* **EXERCISE TASK**:
Without the pictures, repeat the listing character for character.

* **GIVEN RECORDS**:
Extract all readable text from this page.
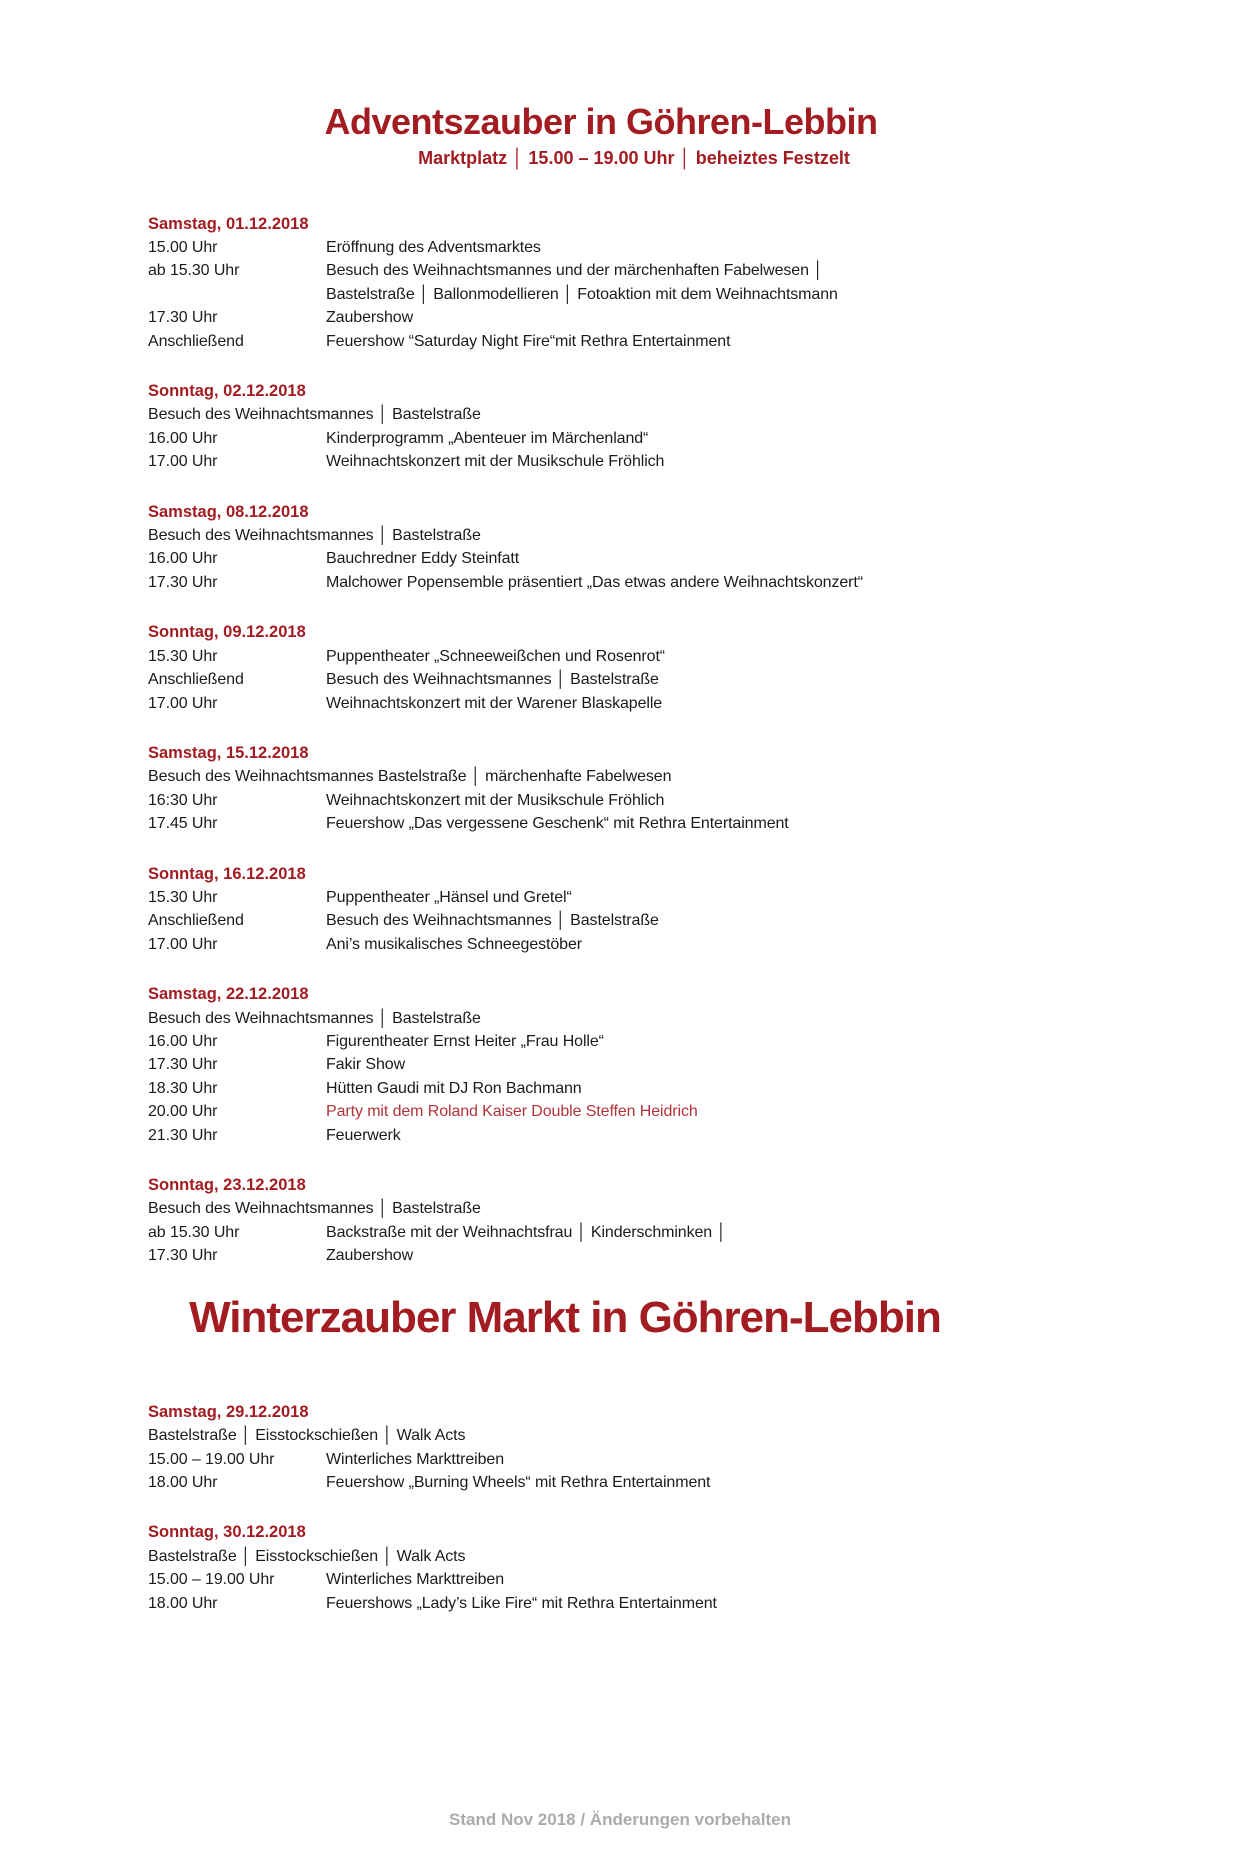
Adventszauber in Göhren-Lebbin
Marktplatz │ 15.00 – 19.00 Uhr │ beheiztes Festzelt
Samstag, 01.12.2018
15.00 Uhr	Eröffnung des Adventsmarktes
ab 15.30 Uhr	Besuch des Weihnachtsmannes und der märchenhaften Fabelwesen │
Bastelstraße │ Ballonmodellieren │ Fotoaktion mit dem Weihnachtsmann
17.30 Uhr	Zaubershow
Anschließend	Feuershow “Saturday Night Fire“mit Rethra Entertainment
Sonntag, 02.12.2018
Besuch des Weihnachtsmannes │ Bastelstraße
16.00 Uhr	Kinderprogramm „Abenteuer im Märchenland“
17.00 Uhr	Weihnachtskonzert mit der Musikschule Fröhlich
Samstag, 08.12.2018
Besuch des Weihnachtsmannes │ Bastelstraße
16.00 Uhr	Bauchredner Eddy Steinfatt
17.30 Uhr	Malchower Popensemble präsentiert „Das etwas andere Weihnachtskonzert“
Sonntag, 09.12.2018
15.30 Uhr	Puppentheater „Schneeweißchen und Rosenrot“
Anschließend	Besuch des Weihnachtsmannes │ Bastelstraße
17.00 Uhr	Weihnachtskonzert mit der Warener Blaskapelle
Samstag, 15.12.2018
Besuch des Weihnachtsmannes Bastelstraße │ märchenhafte Fabelwesen
16:30 Uhr	Weihnachtskonzert mit der Musikschule Fröhlich
17.45 Uhr	Feuershow „Das vergessene Geschenk“ mit Rethra Entertainment
Sonntag, 16.12.2018
15.30 Uhr	Puppentheater „Hänsel und Gretel“
Anschließend	Besuch des Weihnachtsmannes │ Bastelstraße
17.00 Uhr	Ani’s musikalisches Schneegestöber
Samstag, 22.12.2018
Besuch des Weihnachtsmannes │ Bastelstraße
16.00 Uhr	Figurentheater Ernst Heiter „Frau Holle“
17.30 Uhr	Fakir Show
18.30 Uhr	Hütten Gaudi mit DJ Ron Bachmann
20.00 Uhr	Party mit dem Roland Kaiser Double Steffen Heidrich
21.30 Uhr	Feuerwerk
Sonntag, 23.12.2018
Besuch des Weihnachtsmannes │ Bastelstraße
ab 15.30 Uhr	Backstraße mit der Weihnachtsfrau │ Kinderschminken │
17.30 Uhr	Zaubershow
Winterzauber Markt in Göhren-Lebbin
Samstag, 29.12.2018
Bastelstraße │ Eisstockschießen │ Walk Acts
15.00 – 19.00 Uhr	Winterliches Markttreiben
18.00 Uhr	Feuershow „Burning Wheels“ mit Rethra Entertainment
Sonntag, 30.12.2018
Bastelstraße │ Eisstockschießen │ Walk Acts
15.00 – 19.00 Uhr	Winterliches Markttreiben
18.00 Uhr	Feuershows „Lady’s Like Fire“ mit Rethra Entertainment
Stand Nov 2018 / Änderungen vorbehalten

* **SOLUTION TO THIS PROBLEM**:
Extract all readable text from this page.
Adventszauber in Göhren-Lebbin
Marktplatz │ 15.00 – 19.00 Uhr │ beheiztes Festzelt
Samstag, 01.12.2018
15.00 Uhr	Eröffnung des Adventsmarktes
ab 15.30 Uhr	Besuch des Weihnachtsmannes und der märchenhaften Fabelwesen │
Bastelstraße │ Ballonmodellieren │ Fotoaktion mit dem Weihnachtsmann
17.30 Uhr	Zaubershow
Anschließend	Feuershow “Saturday Night Fire“mit Rethra Entertainment
Sonntag, 02.12.2018
Besuch des Weihnachtsmannes │ Bastelstraße
16.00 Uhr	Kinderprogramm „Abenteuer im Märchenland“
17.00 Uhr	Weihnachtskonzert mit der Musikschule Fröhlich
Samstag, 08.12.2018
Besuch des Weihnachtsmannes │ Bastelstraße
16.00 Uhr	Bauchredner Eddy Steinfatt
17.30 Uhr	Malchower Popensemble präsentiert „Das etwas andere Weihnachtskonzert“
Sonntag, 09.12.2018
15.30 Uhr	Puppentheater „Schneeweißchen und Rosenrot“
Anschließend	Besuch des Weihnachtsmannes │ Bastelstraße
17.00 Uhr	Weihnachtskonzert mit der Warener Blaskapelle
Samstag, 15.12.2018
Besuch des Weihnachtsmannes Bastelstraße │ märchenhafte Fabelwesen
16:30 Uhr	Weihnachtskonzert mit der Musikschule Fröhlich
17.45 Uhr	Feuershow „Das vergessene Geschenk“ mit Rethra Entertainment
Sonntag, 16.12.2018
15.30 Uhr	Puppentheater „Hänsel und Gretel“
Anschließend	Besuch des Weihnachtsmannes │ Bastelstraße
17.00 Uhr	Ani’s musikalisches Schneegestöber
Samstag, 22.12.2018
Besuch des Weihnachtsmannes │ Bastelstraße
16.00 Uhr	Figurentheater Ernst Heiter „Frau Holle“
17.30 Uhr	Fakir Show
18.30 Uhr	Hütten Gaudi mit DJ Ron Bachmann
20.00 Uhr	Party mit dem Roland Kaiser Double Steffen Heidrich
21.30 Uhr	Feuerwerk
Sonntag, 23.12.2018
Besuch des Weihnachtsmannes │ Bastelstraße
ab 15.30 Uhr	Backstraße mit der Weihnachtsfrau │ Kinderschminken │
17.30 Uhr	Zaubershow
Winterzauber Markt in Göhren-Lebbin
Samstag, 29.12.2018
Bastelstraße │ Eisstockschießen │ Walk Acts
15.00 – 19.00 Uhr	Winterliches Markttreiben
18.00 Uhr	Feuershow „Burning Wheels“ mit Rethra Entertainment
Sonntag, 30.12.2018
Bastelstraße │ Eisstockschießen │ Walk Acts
15.00 – 19.00 Uhr	Winterliches Markttreiben
18.00 Uhr	Feuershows „Lady’s Like Fire“ mit Rethra Entertainment
Stand Nov 2018 / Änderungen vorbehalten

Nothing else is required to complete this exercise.